**WHAT NEEDS TO BE DONE**
Copy every line in the records below that contains the word "hôpital".
-- Begin --
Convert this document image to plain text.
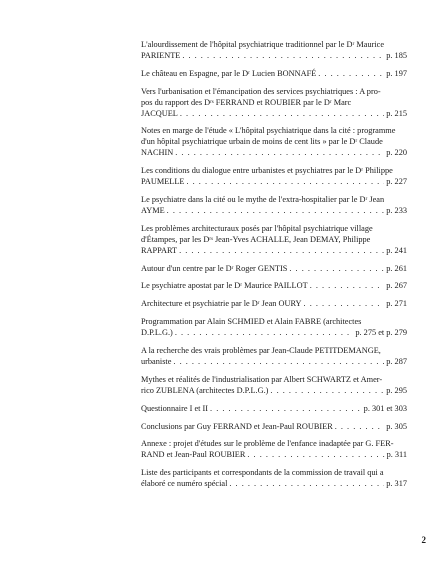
L'alourdissement de l'hôpital psychiatrique traditionnel par le Dʳ Maurice
PARIENTE . . .	p. 185
Le château en Espagne, par le Dʳ Lucien BONNAFÉ . . .	p. 197
Vers l'urbanisation et l'émancipation des services psychiatriques : A pro-
pos du rapport des Dʳˢ FERRAND et ROUBIER par le Dʳ Marc
JACQUEL . . .	p. 215
Notes en marge de l'étude « L'hôpital psychiatrique dans la cité : programme
d'un hôpital psychiatrique urbain de moins de cent lits » par le Dʳ Claude
NACHIN . . .	p. 220
Les conditions du dialogue entre urbanistes et psychiatres par le Dʳ Philippe
PAUMELLE . . .	p. 227
Le psychiatre dans la cité ou le mythe de l'extra-hospitalier par le Dʳ Jean
AYME . . .	p. 233
Les problèmes architecturaux posés par l'hôpital psychiatrique village
d'Étampes, par les Dʳˢ Jean-Yves ACHALLE, Jean DEMAY, Philippe
RAPPART . . .	p. 241
Autour d'un centre par le Dʳ Roger GENTIS . . .	p. 261
Le psychiatre apostat par le Dʳ Maurice PAILLOT . . .	p. 267
Architecture et psychiatrie par le Dʳ Jean OURY . . .	p. 271
Programmation par Alain SCHMIED et Alain FABRE (architectes
D.P.L.G.) . . .	p. 275 et p. 279
A la recherche des vrais problèmes par Jean-Claude PETITDEMANGE,
urbaniste . . .	p. 287
Mythes et réalités de l'industrialisation par Albert SCHWARTZ et Amer-
rico ZUBLENA (architectes D.P.L.G.) . . .	p. 295
Questionnaire I et II . . .	p. 301 et 303
Conclusions par Guy FERRAND et Jean-Paul ROUBIER . . .	p. 305
Annexe : projet d'études sur le problème de l'enfance inadaptée par G. FER-
RAND et Jean-Paul ROUBIER . . .	p. 311
Liste des participants et correspondants de la commission de travail qui a
élaboré ce numéro spécial . . .	p. 317
2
-- End --
**WRITTEN RESPONSE**
L'alourdissement de l'hôpital psychiatrique traditionnel par le Dʳ Maurice
Notes en marge de l'étude « L'hôpital psychiatrique dans la cité : programme
d'un hôpital psychiatrique urbain de moins de cent lits » par le Dʳ Claude
Les problèmes architecturaux posés par l'hôpital psychiatrique village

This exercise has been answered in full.